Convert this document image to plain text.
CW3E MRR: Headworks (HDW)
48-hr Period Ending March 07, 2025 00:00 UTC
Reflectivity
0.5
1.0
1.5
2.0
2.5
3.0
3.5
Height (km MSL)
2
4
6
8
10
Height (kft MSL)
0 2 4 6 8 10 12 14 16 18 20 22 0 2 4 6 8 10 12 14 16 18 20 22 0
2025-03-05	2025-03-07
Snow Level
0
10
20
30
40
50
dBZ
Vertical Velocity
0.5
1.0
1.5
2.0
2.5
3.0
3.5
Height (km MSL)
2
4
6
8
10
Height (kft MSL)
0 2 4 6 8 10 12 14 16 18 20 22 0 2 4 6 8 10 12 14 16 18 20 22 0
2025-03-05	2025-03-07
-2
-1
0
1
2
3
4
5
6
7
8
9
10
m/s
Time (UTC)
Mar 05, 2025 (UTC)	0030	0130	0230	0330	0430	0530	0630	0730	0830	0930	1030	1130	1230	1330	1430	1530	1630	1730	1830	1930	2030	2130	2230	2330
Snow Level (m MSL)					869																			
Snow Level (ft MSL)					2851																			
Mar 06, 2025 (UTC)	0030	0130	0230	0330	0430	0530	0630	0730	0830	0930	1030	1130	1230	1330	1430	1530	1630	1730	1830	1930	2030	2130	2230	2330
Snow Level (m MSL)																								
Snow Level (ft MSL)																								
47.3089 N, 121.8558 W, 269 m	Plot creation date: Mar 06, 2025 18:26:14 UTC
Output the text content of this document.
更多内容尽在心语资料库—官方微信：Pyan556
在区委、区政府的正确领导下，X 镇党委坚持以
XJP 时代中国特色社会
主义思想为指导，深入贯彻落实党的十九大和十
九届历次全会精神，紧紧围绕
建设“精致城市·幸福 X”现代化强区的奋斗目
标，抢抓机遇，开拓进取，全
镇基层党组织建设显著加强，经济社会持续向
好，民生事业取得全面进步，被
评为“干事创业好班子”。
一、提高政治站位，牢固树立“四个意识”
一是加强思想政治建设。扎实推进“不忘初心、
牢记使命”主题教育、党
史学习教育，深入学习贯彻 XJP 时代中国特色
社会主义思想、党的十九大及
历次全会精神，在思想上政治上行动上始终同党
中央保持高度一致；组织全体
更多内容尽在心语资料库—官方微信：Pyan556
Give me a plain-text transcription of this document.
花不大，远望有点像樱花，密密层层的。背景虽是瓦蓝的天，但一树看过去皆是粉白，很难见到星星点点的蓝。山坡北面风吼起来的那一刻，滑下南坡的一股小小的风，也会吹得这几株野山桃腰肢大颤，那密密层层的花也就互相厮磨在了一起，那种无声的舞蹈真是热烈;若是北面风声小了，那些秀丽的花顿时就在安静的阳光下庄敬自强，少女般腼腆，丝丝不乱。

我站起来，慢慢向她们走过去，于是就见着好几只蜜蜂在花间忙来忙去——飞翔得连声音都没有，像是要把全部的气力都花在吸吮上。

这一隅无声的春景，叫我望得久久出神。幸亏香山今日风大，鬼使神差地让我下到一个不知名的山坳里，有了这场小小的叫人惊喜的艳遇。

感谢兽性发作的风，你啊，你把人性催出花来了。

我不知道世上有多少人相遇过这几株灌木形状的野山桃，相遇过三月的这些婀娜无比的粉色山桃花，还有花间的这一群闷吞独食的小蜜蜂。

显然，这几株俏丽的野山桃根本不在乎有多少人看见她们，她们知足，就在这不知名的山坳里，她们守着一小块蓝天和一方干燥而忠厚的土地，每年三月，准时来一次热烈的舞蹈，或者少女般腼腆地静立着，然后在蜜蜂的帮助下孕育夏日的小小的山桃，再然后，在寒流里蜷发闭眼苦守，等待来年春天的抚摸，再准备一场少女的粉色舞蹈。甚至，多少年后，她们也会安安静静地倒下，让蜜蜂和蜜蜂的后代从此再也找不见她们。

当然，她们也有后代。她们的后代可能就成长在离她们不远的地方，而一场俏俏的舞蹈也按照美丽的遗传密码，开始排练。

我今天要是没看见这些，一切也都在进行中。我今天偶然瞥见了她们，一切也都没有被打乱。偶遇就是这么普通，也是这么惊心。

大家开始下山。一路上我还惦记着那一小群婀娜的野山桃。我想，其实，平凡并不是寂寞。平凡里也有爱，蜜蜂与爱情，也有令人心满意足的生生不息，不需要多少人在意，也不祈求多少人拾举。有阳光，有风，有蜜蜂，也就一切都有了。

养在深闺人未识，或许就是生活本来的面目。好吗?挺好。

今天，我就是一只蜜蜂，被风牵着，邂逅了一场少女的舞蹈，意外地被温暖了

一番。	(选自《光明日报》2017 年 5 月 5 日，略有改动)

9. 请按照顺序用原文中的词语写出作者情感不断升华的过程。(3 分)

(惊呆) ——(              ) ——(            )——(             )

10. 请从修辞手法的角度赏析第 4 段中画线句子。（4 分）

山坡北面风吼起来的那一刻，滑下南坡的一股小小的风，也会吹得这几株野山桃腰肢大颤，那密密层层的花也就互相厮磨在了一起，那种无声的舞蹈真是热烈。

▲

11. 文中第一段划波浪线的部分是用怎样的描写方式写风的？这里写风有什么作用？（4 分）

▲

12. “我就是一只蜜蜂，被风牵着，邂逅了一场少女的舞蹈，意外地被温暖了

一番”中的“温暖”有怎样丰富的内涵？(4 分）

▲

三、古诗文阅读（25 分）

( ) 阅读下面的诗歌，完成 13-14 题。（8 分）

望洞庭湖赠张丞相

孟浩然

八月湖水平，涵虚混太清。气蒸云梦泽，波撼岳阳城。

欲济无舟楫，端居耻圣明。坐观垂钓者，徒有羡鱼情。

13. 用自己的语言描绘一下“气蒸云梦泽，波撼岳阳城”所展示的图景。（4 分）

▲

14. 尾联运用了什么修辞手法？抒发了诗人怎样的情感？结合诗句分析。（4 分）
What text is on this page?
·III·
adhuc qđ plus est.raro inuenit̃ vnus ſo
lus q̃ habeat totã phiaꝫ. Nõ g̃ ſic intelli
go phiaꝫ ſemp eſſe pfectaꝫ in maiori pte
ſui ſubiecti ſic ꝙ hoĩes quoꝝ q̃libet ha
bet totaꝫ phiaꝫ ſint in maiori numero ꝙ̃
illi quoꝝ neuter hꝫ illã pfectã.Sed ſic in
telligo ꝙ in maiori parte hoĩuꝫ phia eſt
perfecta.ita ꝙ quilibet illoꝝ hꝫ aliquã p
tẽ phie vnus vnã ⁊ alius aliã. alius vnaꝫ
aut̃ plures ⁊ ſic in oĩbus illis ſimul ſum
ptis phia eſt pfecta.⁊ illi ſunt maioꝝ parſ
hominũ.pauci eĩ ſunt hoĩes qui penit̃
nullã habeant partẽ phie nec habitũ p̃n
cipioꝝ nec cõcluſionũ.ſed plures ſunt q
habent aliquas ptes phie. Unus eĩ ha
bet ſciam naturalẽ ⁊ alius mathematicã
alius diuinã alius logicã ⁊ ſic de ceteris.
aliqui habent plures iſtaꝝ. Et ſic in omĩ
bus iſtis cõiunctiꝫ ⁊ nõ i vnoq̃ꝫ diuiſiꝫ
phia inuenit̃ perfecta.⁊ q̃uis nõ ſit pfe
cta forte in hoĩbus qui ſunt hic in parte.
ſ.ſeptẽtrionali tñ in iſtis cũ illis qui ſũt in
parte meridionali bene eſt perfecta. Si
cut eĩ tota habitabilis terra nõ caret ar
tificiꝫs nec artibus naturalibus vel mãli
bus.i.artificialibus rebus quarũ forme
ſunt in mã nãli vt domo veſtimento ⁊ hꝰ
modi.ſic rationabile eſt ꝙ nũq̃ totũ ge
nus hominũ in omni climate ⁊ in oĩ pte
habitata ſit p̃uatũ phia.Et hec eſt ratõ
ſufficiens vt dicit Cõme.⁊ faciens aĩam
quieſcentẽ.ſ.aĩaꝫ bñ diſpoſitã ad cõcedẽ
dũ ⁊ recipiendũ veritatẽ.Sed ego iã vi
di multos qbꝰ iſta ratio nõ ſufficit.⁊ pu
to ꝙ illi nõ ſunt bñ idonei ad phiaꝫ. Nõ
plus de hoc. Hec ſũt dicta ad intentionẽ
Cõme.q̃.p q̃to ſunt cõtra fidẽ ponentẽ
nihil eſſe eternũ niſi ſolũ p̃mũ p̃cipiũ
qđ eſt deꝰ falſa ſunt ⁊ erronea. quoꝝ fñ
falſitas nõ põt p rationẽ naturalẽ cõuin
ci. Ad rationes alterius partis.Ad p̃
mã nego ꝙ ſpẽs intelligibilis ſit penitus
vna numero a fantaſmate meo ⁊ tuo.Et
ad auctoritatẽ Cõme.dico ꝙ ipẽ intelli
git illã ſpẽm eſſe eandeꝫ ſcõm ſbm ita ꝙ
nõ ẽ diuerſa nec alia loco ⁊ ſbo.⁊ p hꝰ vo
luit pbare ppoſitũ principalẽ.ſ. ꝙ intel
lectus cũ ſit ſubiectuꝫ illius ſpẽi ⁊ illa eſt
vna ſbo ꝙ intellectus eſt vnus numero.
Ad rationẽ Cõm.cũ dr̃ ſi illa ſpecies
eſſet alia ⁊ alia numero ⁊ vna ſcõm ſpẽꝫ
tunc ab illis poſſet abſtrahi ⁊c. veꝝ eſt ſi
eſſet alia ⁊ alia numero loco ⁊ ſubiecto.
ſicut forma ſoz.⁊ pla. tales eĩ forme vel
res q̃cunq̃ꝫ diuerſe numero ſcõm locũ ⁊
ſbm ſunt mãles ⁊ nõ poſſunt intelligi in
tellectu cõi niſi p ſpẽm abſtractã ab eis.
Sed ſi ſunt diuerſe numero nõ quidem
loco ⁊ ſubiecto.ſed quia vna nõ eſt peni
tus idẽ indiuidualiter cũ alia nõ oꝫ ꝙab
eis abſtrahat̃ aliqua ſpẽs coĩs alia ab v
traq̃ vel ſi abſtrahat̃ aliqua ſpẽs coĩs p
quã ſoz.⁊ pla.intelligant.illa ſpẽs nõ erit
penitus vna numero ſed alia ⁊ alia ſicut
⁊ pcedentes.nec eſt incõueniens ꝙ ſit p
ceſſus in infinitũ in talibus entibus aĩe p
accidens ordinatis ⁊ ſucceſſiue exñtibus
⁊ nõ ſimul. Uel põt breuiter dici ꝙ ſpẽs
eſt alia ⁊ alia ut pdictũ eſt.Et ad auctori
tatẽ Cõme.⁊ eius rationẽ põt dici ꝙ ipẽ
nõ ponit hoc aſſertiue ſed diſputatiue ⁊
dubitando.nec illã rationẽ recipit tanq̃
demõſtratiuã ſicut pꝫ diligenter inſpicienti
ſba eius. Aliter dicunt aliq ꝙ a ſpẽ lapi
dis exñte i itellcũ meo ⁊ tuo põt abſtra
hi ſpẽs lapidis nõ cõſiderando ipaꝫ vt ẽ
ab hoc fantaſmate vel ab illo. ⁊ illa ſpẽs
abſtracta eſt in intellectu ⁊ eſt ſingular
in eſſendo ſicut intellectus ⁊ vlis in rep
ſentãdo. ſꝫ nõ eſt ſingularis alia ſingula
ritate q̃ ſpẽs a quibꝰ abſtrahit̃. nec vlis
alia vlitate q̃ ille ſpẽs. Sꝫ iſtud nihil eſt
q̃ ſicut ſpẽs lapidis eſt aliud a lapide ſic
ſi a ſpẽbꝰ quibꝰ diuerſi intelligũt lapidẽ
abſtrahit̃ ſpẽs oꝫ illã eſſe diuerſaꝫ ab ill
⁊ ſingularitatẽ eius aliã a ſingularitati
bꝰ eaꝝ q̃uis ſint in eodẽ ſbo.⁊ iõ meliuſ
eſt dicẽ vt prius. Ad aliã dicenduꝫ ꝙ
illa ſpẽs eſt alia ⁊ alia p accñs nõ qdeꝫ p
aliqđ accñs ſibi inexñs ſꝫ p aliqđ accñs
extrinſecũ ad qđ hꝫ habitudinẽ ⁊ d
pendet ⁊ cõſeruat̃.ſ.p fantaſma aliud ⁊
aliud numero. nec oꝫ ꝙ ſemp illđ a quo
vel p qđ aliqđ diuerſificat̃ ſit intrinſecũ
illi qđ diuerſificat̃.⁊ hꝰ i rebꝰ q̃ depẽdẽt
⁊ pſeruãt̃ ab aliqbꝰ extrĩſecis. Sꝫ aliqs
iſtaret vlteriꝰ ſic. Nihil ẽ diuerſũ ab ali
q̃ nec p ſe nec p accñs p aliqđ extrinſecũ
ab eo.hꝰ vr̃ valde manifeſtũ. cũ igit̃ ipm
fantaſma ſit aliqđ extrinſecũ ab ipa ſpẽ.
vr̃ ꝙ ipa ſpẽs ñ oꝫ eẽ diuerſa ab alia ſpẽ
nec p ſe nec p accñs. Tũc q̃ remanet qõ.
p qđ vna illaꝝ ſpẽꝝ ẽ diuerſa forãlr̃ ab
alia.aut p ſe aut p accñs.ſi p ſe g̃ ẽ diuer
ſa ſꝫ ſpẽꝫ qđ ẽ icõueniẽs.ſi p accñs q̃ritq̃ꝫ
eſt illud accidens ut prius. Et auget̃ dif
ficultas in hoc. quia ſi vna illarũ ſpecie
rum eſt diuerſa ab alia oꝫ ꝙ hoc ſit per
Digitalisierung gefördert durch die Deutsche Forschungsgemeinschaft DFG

====

Stated exercise:
Count the lines above that contain the word "document". Give only the number.

Task answer:
3